__TASK BRIEF__.
Check every line of the data below for the string "Humaines", and copy the ones that hold it.

__Dataset excerpts__.

════

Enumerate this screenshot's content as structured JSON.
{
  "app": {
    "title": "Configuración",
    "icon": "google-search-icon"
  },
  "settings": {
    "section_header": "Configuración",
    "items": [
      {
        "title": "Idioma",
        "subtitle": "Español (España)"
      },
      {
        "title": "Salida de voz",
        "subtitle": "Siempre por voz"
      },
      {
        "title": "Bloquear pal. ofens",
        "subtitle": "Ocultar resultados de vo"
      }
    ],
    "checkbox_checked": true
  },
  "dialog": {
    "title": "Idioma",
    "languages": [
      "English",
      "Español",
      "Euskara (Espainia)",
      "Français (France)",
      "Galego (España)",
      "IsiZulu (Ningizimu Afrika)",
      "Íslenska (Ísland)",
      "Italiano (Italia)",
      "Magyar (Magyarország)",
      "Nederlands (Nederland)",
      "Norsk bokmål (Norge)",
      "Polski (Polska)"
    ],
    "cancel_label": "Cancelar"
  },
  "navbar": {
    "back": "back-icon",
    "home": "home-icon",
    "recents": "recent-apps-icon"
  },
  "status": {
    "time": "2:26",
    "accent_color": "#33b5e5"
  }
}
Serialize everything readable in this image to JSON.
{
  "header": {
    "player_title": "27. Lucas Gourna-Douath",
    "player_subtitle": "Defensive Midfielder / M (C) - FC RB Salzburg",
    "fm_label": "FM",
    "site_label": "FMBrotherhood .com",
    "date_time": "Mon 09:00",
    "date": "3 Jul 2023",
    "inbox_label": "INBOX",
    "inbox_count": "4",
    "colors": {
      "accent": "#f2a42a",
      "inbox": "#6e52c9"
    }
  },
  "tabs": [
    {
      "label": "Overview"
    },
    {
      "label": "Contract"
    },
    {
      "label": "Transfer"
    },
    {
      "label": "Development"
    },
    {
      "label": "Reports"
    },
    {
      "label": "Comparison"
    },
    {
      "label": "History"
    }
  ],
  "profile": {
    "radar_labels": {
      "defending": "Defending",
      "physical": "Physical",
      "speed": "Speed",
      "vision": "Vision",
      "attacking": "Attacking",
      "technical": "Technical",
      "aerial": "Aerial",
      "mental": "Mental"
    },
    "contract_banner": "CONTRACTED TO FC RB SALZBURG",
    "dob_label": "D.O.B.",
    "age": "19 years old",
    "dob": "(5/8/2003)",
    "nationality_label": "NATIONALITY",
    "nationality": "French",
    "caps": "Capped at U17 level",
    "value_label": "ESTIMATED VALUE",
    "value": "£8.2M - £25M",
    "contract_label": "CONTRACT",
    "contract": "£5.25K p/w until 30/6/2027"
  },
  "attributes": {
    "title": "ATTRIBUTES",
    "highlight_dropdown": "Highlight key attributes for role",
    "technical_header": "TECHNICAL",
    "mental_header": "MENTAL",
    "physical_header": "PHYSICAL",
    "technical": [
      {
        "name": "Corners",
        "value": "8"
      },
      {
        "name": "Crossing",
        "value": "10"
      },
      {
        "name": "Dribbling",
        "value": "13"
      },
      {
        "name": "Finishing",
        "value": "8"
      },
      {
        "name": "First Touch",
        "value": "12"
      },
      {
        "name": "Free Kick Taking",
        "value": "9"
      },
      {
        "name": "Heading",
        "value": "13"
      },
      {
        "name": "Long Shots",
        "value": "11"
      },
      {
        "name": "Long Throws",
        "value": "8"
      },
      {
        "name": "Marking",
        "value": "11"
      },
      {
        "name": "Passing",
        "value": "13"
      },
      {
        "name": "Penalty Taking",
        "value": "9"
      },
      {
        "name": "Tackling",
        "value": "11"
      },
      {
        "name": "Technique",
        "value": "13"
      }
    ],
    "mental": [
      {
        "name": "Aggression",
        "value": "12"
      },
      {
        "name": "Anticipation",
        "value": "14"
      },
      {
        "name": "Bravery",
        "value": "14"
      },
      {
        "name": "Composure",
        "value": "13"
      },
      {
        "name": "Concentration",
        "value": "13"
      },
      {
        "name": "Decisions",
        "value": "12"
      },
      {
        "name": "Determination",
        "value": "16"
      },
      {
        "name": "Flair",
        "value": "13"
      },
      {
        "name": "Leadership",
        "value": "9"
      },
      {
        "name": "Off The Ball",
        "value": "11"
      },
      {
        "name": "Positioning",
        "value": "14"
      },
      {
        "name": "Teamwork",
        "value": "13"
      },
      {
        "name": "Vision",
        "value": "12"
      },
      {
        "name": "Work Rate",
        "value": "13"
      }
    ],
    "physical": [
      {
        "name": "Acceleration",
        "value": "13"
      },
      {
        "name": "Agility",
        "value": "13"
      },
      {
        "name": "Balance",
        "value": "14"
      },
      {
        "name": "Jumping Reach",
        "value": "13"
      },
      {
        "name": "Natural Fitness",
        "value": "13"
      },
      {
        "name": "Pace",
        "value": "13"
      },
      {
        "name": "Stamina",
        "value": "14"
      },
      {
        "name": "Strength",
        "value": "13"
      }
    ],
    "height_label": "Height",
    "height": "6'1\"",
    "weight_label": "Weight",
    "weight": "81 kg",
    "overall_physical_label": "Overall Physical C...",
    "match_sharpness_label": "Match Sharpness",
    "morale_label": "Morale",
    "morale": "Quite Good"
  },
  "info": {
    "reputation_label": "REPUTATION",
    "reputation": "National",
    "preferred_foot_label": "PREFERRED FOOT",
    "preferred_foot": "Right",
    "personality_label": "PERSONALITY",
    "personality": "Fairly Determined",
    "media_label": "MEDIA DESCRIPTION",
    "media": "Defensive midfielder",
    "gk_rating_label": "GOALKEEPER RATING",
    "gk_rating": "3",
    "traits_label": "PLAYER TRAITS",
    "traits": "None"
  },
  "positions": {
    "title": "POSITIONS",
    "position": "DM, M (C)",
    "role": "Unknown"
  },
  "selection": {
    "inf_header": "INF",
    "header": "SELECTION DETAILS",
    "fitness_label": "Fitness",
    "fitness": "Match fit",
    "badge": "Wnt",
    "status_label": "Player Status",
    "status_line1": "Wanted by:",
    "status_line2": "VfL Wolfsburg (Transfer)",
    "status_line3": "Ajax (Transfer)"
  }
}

════

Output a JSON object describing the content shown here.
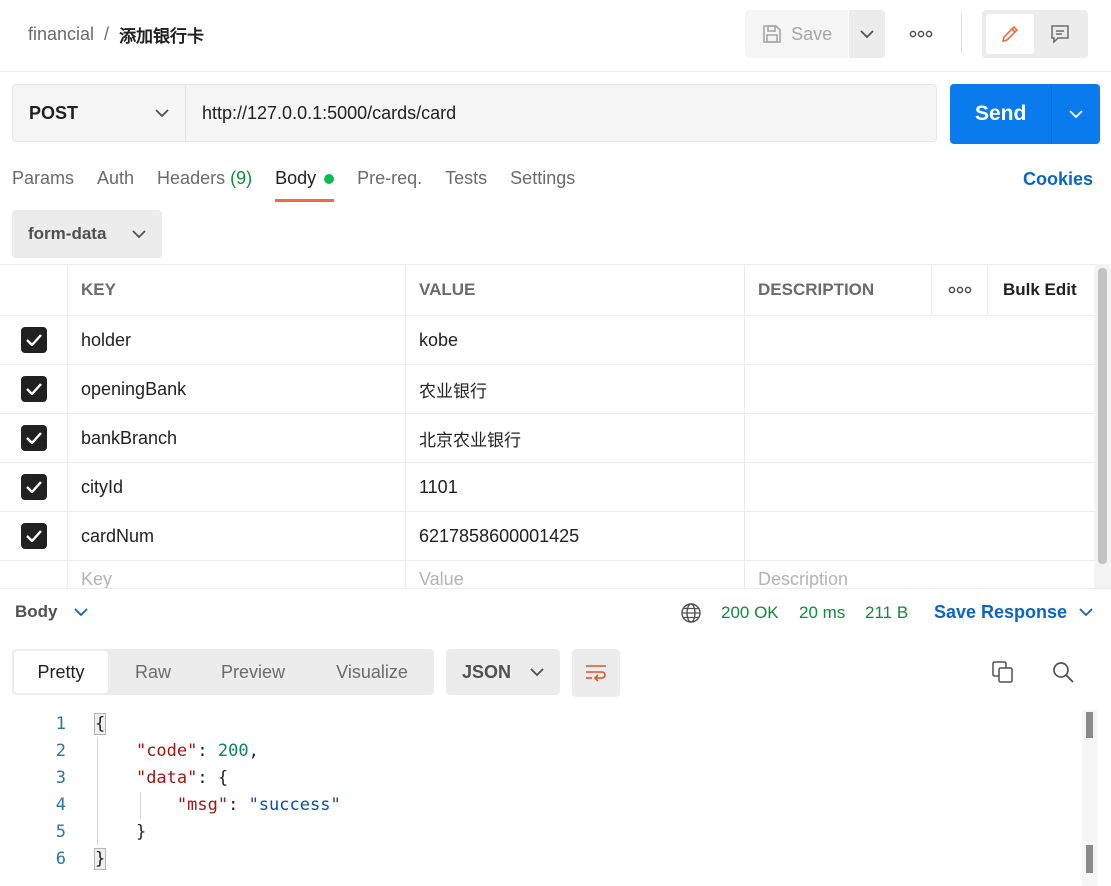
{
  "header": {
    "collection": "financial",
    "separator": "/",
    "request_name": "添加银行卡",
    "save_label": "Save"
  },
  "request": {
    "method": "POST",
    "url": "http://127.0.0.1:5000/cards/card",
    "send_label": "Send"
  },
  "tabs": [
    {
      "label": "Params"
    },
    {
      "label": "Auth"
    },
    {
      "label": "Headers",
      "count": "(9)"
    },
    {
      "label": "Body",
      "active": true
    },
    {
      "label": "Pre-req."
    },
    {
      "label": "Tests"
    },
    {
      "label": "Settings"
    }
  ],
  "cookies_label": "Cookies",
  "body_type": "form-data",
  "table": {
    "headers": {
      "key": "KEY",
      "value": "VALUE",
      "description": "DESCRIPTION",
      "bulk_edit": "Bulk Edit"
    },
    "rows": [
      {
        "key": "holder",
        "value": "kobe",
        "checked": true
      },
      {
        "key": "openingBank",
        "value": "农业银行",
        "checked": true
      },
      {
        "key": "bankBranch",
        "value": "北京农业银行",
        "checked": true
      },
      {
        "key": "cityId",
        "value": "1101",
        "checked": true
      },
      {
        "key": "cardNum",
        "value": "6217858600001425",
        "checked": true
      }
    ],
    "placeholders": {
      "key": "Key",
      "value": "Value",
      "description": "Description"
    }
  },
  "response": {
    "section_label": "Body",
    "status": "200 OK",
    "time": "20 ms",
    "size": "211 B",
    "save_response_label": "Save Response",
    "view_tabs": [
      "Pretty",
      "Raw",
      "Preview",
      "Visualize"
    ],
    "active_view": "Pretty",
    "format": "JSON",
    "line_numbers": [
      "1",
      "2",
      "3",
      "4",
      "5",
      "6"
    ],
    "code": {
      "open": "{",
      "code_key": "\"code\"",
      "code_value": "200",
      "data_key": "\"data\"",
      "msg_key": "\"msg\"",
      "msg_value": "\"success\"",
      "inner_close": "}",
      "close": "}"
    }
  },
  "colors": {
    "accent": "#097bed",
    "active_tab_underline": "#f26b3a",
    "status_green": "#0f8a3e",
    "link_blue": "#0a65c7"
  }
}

════

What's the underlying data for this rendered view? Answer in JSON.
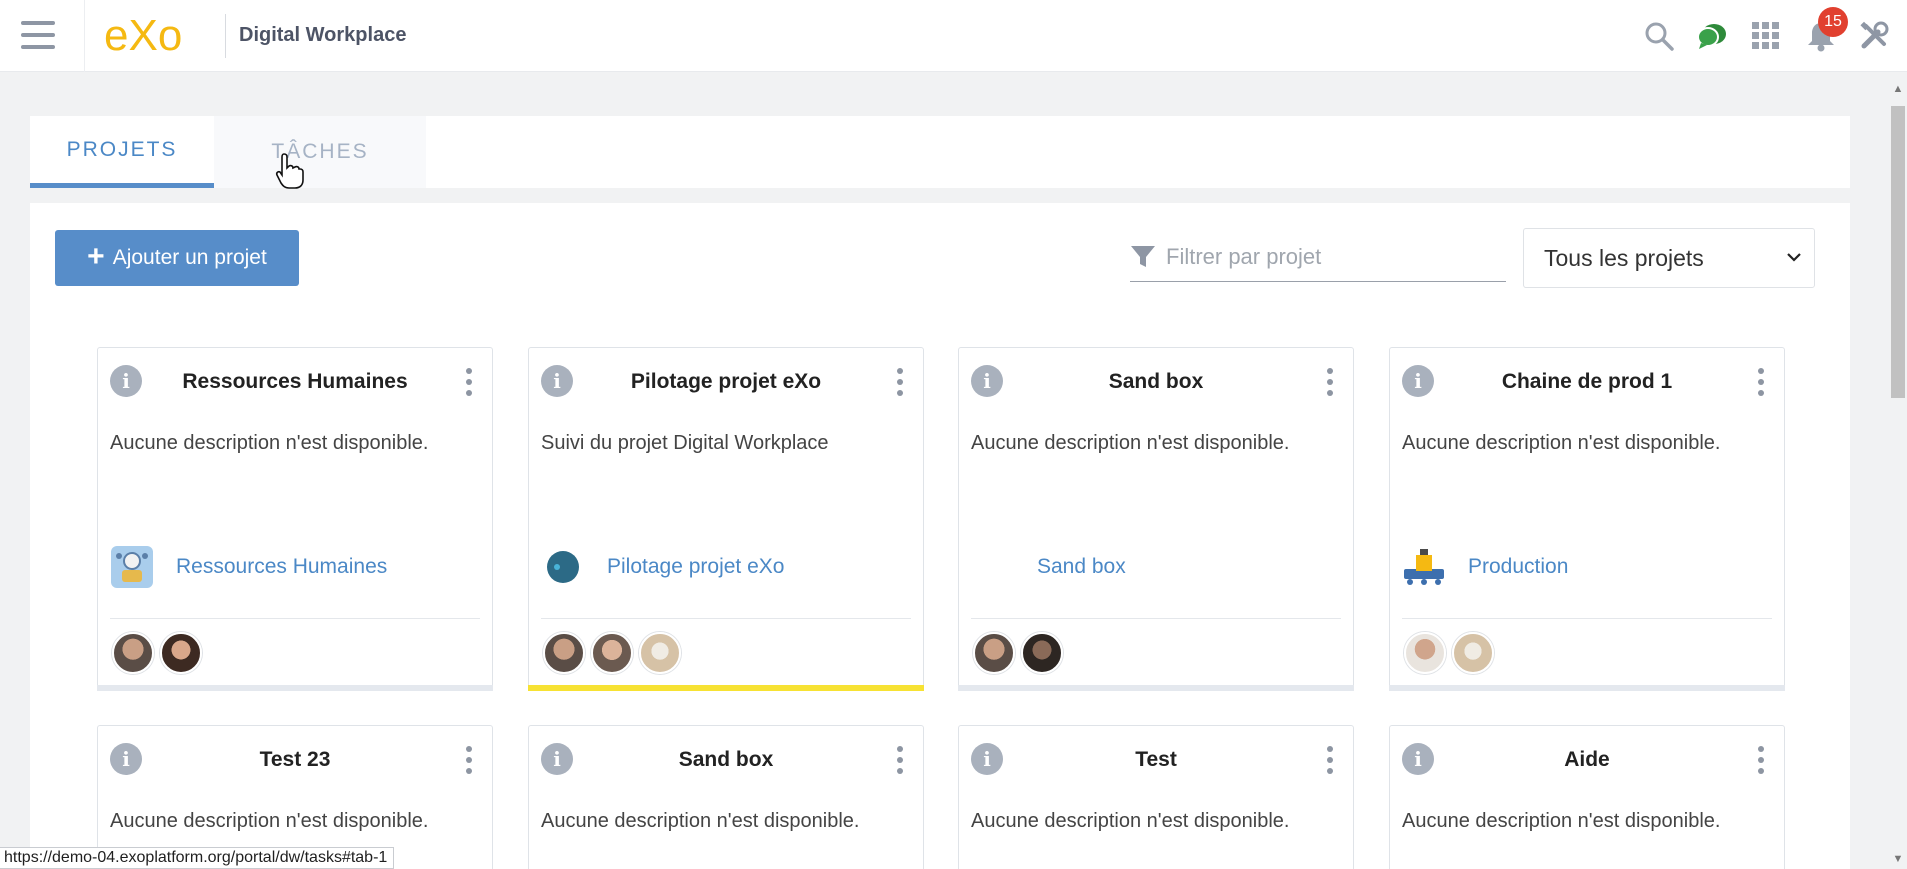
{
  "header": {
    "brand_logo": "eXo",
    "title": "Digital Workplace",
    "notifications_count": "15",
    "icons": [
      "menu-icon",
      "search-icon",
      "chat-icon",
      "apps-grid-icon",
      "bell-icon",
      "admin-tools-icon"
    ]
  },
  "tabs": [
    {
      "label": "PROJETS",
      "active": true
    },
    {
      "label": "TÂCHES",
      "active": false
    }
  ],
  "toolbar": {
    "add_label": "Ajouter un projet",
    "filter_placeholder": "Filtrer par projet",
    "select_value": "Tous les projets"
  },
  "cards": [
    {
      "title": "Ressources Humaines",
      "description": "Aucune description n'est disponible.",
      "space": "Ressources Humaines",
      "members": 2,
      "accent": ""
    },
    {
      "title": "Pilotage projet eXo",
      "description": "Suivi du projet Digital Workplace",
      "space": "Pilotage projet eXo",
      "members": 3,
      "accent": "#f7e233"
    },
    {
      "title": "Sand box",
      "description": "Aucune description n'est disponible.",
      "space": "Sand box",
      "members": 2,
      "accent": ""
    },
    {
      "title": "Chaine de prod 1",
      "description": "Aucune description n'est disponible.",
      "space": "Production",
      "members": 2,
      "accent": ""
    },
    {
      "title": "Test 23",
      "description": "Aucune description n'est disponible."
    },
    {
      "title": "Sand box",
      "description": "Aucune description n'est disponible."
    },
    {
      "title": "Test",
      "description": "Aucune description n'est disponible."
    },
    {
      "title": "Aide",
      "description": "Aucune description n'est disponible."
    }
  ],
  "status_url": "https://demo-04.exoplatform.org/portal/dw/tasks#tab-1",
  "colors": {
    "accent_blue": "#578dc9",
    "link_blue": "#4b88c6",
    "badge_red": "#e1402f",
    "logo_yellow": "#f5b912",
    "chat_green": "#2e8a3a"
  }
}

════

__RESULT OF THIS TASK__.
      "title": "Ressources Humaines",
      "space": "Ressources Humaines",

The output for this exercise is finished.